**Direction:** Make an exact copy of the lines, leaving the pictures out.

**Dataset extract:**
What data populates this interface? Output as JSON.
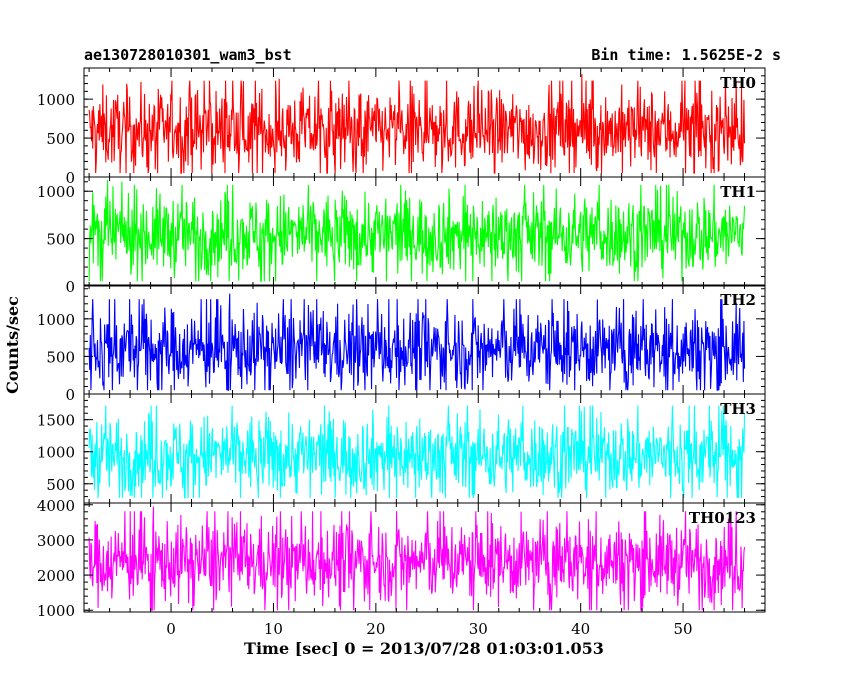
{
  "chart_data": {
    "type": "line",
    "title": "ae130728010301_wam3_bst",
    "bin_time_label": "Bin time: 1.5625E-2 s",
    "xlabel": "Time [sec] 0 = 2013/07/28 01:03:01.053",
    "ylabel": "Counts/sec",
    "xlim": [
      -8.5,
      58
    ],
    "data_x_range": [
      -8,
      56
    ],
    "xticks": [
      "0",
      "10",
      "20",
      "30",
      "40",
      "50"
    ],
    "xtick_values": [
      0,
      10,
      20,
      30,
      40,
      50
    ],
    "grid": false,
    "series": [
      {
        "name": "TH0",
        "color": "#ff0000",
        "ylim": [
          0,
          1400
        ],
        "yticks": [
          "0",
          "500",
          "1000"
        ],
        "ytick_values": [
          0,
          500,
          1000
        ],
        "mean": 600,
        "min": 50,
        "max": 1380
      },
      {
        "name": "TH1",
        "color": "#00ff00",
        "ylim": [
          0,
          1150
        ],
        "yticks": [
          "0",
          "500",
          "1000"
        ],
        "ytick_values": [
          0,
          500,
          1000
        ],
        "mean": 550,
        "min": 50,
        "max": 1130
      },
      {
        "name": "TH2",
        "color": "#0000ff",
        "ylim": [
          0,
          1450
        ],
        "yticks": [
          "0",
          "500",
          "1000"
        ],
        "ytick_values": [
          0,
          500,
          1000
        ],
        "mean": 600,
        "min": 50,
        "max": 1430
      },
      {
        "name": "TH3",
        "color": "#00ffff",
        "ylim": [
          200,
          1900
        ],
        "yticks": [
          "500",
          "1000",
          "1500"
        ],
        "ytick_values": [
          500,
          1000,
          1500
        ],
        "mean": 950,
        "min": 280,
        "max": 1880
      },
      {
        "name": "TH0123",
        "color": "#ff00ff",
        "ylim": [
          950,
          4050
        ],
        "yticks": [
          "1000",
          "2000",
          "3000",
          "4000"
        ],
        "ytick_values": [
          1000,
          2000,
          3000,
          4000
        ],
        "mean": 2400,
        "min": 1000,
        "max": 3950
      }
    ]
  }
}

**Expected answer:**
What data populates this interface? Output as JSON.
{
  "chart_data": {
    "type": "line",
    "title": "ae130728010301_wam3_bst",
    "bin_time_label": "Bin time: 1.5625E-2 s",
    "xlabel": "Time [sec] 0 = 2013/07/28 01:03:01.053",
    "ylabel": "Counts/sec",
    "xlim": [
      -8.5,
      58
    ],
    "data_x_range": [
      -8,
      56
    ],
    "xticks": [
      "0",
      "10",
      "20",
      "30",
      "40",
      "50"
    ],
    "xtick_values": [
      0,
      10,
      20,
      30,
      40,
      50
    ],
    "grid": false,
    "series": [
      {
        "name": "TH0",
        "color": "#ff0000",
        "ylim": [
          0,
          1400
        ],
        "yticks": [
          "0",
          "500",
          "1000"
        ],
        "ytick_values": [
          0,
          500,
          1000
        ],
        "mean": 600,
        "min": 50,
        "max": 1380
      },
      {
        "name": "TH1",
        "color": "#00ff00",
        "ylim": [
          0,
          1150
        ],
        "yticks": [
          "0",
          "500",
          "1000"
        ],
        "ytick_values": [
          0,
          500,
          1000
        ],
        "mean": 550,
        "min": 50,
        "max": 1130
      },
      {
        "name": "TH2",
        "color": "#0000ff",
        "ylim": [
          0,
          1450
        ],
        "yticks": [
          "0",
          "500",
          "1000"
        ],
        "ytick_values": [
          0,
          500,
          1000
        ],
        "mean": 600,
        "min": 50,
        "max": 1430
      },
      {
        "name": "TH3",
        "color": "#00ffff",
        "ylim": [
          200,
          1900
        ],
        "yticks": [
          "500",
          "1000",
          "1500"
        ],
        "ytick_values": [
          500,
          1000,
          1500
        ],
        "mean": 950,
        "min": 280,
        "max": 1880
      },
      {
        "name": "TH0123",
        "color": "#ff00ff",
        "ylim": [
          950,
          4050
        ],
        "yticks": [
          "1000",
          "2000",
          "3000",
          "4000"
        ],
        "ytick_values": [
          1000,
          2000,
          3000,
          4000
        ],
        "mean": 2400,
        "min": 1000,
        "max": 3950
      }
    ]
  }
}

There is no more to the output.